— Prompt —
Copy every line of the records below that holds the word "marker".

— Items —
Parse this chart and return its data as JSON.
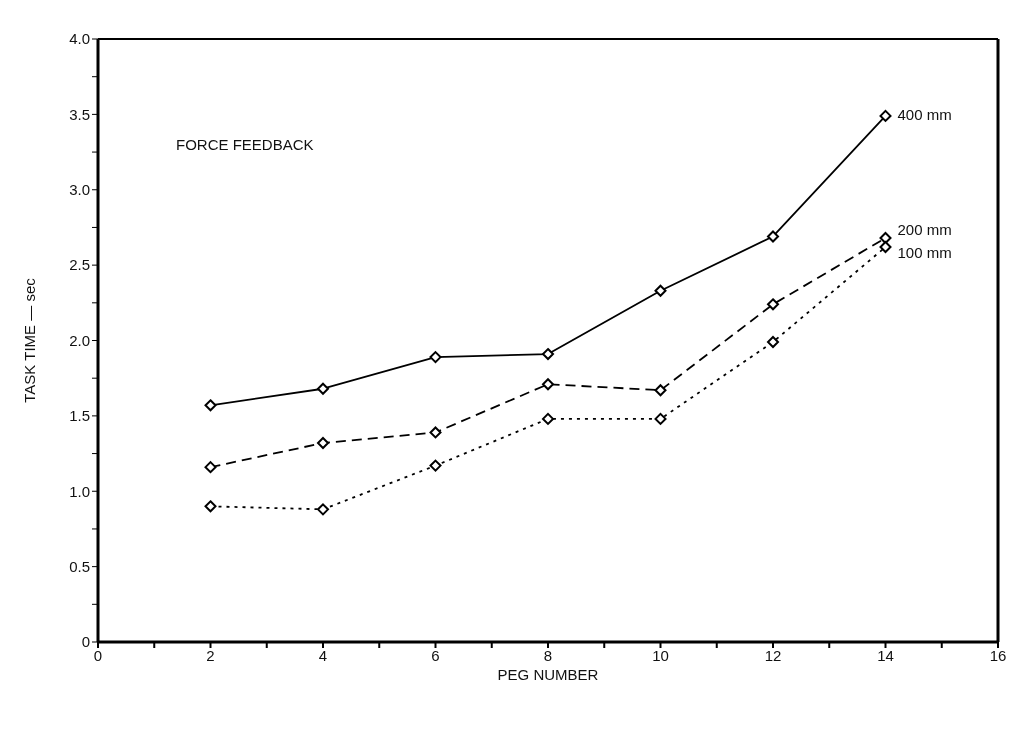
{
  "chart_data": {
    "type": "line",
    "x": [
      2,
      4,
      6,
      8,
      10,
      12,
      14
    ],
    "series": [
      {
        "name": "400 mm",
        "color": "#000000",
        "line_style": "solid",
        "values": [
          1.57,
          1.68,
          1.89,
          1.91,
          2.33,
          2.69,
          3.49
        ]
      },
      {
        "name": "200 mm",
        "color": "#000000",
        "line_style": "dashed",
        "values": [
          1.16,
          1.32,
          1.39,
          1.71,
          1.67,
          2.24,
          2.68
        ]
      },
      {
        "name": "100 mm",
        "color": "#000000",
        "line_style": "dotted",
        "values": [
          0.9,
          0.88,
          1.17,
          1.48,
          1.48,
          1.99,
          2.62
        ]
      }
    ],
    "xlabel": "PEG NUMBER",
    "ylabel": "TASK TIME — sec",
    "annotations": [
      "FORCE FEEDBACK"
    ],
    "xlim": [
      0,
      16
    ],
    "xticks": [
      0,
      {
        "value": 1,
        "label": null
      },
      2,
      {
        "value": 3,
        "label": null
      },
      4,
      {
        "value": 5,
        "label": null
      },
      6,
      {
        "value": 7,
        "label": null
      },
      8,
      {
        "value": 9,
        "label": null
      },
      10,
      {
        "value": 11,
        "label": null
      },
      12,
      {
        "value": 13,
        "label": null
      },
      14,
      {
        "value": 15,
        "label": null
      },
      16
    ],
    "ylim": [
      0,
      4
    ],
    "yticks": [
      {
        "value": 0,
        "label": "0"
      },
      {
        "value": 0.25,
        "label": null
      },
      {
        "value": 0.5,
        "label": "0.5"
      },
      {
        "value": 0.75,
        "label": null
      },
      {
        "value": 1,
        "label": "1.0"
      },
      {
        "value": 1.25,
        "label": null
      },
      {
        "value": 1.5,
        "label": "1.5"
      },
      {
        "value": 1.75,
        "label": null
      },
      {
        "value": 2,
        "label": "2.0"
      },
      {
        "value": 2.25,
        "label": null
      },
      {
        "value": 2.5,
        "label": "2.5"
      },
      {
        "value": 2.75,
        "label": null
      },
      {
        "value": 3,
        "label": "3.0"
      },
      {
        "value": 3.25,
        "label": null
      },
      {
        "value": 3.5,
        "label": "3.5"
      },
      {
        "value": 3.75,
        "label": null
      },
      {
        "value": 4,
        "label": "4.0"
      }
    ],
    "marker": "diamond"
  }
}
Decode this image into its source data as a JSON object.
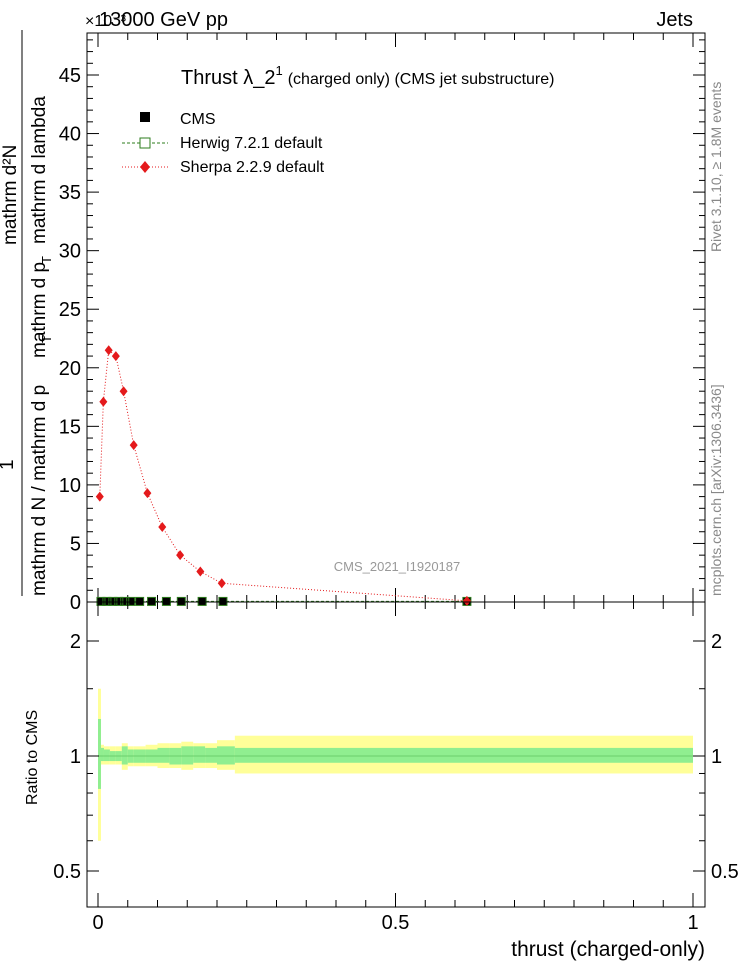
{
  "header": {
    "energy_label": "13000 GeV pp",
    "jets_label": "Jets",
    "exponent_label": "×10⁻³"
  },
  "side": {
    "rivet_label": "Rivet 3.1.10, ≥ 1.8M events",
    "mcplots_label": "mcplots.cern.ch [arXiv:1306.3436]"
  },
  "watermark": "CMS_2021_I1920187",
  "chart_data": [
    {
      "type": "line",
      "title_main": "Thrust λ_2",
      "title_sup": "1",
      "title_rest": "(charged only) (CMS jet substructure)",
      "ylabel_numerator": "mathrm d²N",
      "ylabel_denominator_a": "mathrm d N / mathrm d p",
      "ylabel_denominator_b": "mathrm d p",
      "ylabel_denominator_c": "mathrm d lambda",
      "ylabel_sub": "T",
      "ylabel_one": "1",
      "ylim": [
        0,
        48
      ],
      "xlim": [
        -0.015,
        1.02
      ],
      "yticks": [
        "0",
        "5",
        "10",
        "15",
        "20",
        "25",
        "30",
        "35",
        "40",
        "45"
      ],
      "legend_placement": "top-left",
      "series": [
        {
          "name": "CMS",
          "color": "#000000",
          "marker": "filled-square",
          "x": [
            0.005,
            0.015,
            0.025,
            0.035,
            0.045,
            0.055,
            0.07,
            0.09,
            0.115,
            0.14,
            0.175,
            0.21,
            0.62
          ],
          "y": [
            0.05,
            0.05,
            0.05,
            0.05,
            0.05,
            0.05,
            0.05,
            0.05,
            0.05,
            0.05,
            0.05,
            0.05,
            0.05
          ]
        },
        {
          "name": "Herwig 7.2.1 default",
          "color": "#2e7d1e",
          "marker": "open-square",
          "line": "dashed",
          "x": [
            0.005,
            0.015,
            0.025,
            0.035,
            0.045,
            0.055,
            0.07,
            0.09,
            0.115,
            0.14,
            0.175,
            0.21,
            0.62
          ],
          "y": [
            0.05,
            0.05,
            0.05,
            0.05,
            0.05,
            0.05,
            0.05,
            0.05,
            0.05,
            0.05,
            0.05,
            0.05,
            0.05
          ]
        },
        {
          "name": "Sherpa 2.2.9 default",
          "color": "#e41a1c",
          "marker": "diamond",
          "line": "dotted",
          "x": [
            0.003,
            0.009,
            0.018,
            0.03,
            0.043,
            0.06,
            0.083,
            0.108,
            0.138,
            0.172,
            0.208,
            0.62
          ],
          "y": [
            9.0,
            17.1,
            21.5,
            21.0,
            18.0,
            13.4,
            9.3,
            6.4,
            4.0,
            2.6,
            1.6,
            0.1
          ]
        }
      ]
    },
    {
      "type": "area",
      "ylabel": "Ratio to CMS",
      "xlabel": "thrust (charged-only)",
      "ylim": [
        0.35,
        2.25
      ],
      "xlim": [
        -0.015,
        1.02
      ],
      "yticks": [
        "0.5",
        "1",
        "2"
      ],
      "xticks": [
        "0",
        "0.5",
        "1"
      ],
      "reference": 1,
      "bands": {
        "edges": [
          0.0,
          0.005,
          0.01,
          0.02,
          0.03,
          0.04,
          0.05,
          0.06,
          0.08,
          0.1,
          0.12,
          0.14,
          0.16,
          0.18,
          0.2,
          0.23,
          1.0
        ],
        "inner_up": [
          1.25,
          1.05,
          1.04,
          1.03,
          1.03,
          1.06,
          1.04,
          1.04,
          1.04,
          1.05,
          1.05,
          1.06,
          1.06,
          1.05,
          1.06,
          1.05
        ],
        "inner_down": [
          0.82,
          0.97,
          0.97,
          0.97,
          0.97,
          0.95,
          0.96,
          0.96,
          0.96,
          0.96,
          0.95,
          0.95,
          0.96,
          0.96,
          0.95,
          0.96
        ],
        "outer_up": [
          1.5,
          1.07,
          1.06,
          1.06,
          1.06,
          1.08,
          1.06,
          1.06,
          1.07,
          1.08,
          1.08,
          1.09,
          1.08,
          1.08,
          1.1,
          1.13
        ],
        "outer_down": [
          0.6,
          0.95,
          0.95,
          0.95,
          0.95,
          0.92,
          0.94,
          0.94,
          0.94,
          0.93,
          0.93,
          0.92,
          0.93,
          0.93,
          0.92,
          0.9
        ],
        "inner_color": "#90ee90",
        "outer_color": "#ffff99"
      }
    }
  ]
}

==

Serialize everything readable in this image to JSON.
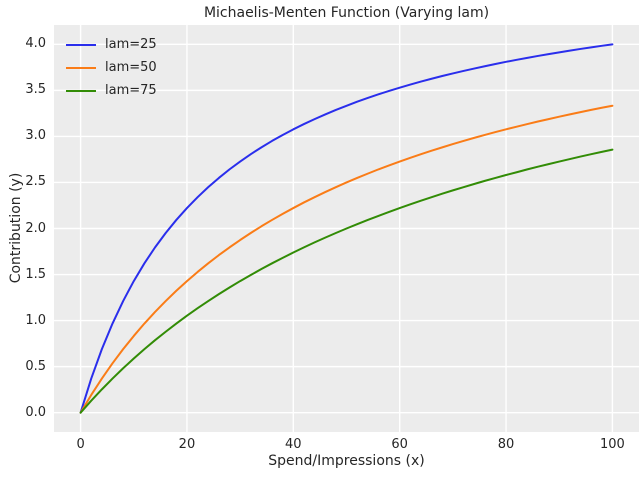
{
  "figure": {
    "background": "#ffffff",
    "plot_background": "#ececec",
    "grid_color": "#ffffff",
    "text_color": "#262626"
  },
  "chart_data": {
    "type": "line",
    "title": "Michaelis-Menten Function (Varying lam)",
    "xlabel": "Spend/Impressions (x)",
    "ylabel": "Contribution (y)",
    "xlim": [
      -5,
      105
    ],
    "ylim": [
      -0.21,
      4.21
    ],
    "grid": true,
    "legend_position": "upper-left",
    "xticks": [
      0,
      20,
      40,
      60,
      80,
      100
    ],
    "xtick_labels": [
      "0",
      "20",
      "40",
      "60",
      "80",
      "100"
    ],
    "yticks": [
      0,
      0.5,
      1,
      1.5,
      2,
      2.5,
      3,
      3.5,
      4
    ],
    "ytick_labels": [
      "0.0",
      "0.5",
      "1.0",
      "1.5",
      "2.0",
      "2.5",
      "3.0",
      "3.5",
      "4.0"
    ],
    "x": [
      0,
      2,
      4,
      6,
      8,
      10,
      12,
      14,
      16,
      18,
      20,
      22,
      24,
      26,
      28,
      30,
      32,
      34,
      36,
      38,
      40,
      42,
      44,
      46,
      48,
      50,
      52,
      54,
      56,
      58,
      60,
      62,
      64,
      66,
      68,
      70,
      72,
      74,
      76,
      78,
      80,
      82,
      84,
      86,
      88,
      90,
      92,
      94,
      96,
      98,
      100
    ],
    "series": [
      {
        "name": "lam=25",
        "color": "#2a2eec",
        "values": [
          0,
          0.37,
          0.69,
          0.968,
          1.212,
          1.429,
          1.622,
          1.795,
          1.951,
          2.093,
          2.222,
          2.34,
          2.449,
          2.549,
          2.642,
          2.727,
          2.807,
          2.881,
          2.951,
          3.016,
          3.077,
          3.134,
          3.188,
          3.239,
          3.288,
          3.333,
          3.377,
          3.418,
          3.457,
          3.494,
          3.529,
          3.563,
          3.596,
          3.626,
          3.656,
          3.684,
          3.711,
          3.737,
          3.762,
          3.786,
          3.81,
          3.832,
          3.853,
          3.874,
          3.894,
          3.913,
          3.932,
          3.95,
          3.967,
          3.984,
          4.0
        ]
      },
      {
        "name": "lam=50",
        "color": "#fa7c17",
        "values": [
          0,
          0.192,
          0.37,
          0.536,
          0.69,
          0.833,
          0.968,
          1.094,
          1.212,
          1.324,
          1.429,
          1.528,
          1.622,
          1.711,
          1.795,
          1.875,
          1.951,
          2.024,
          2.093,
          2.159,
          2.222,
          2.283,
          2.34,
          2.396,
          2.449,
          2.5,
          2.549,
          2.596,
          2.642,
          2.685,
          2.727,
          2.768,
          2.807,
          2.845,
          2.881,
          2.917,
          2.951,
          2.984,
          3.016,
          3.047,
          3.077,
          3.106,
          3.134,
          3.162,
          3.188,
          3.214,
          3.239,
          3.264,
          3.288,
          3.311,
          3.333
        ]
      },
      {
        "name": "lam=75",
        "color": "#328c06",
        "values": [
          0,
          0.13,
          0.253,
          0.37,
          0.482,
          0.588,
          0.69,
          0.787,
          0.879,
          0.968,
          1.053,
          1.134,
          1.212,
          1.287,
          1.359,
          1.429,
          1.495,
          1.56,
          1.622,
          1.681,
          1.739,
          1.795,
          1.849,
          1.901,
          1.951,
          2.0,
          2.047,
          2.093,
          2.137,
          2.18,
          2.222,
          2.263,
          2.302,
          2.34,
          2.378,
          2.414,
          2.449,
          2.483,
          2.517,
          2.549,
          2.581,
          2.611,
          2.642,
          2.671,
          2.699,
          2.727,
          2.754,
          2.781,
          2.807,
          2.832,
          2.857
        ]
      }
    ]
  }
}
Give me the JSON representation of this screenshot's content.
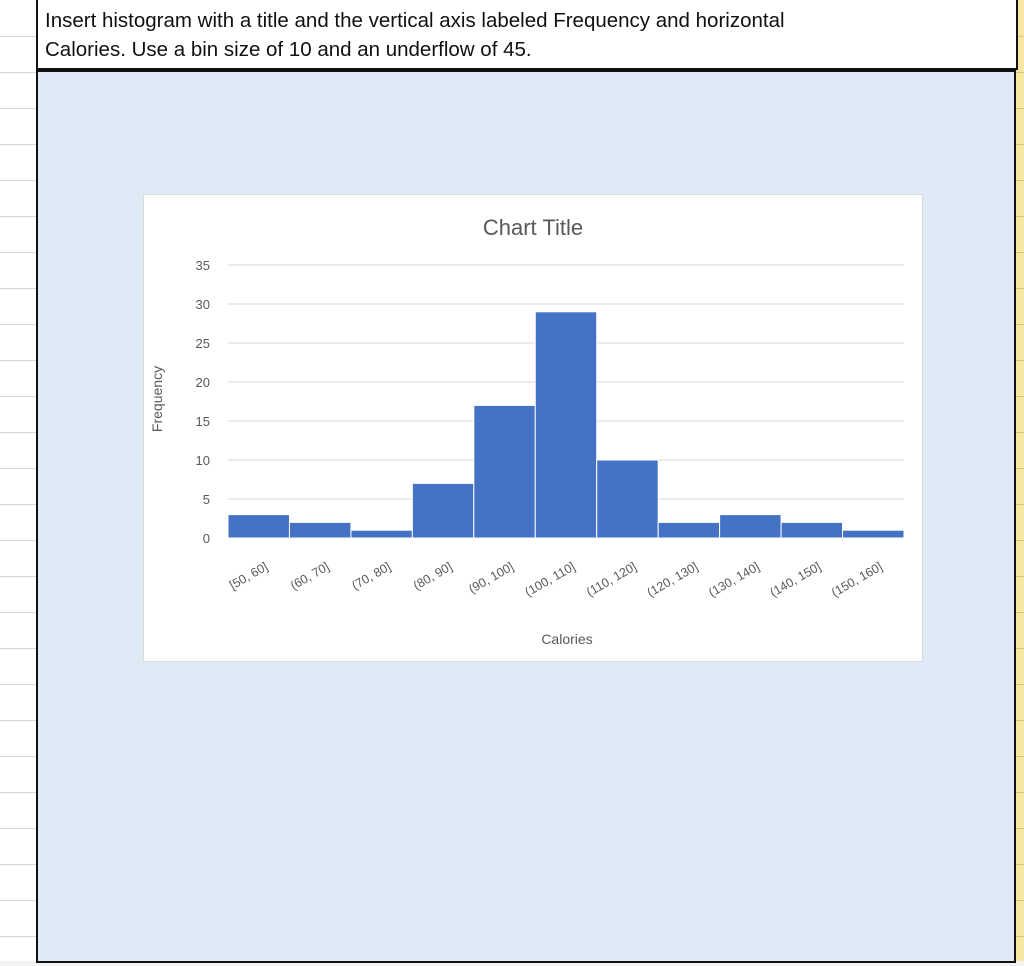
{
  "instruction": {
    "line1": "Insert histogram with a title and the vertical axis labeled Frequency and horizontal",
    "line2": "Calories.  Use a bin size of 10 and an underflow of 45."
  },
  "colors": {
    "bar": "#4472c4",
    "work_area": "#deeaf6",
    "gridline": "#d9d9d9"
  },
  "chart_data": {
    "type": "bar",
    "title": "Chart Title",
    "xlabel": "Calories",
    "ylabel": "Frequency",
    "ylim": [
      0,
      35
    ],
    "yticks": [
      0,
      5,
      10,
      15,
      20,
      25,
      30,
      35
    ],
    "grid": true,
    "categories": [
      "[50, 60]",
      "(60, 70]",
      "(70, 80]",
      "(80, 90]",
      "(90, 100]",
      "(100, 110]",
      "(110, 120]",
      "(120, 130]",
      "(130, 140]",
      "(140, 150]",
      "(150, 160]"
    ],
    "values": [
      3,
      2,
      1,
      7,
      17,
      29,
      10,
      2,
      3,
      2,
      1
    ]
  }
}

— Solution to this problem —
    "marker": "diamond"
          "marker": "filled-square",
          "marker": "open-square",
          "marker": "diamond",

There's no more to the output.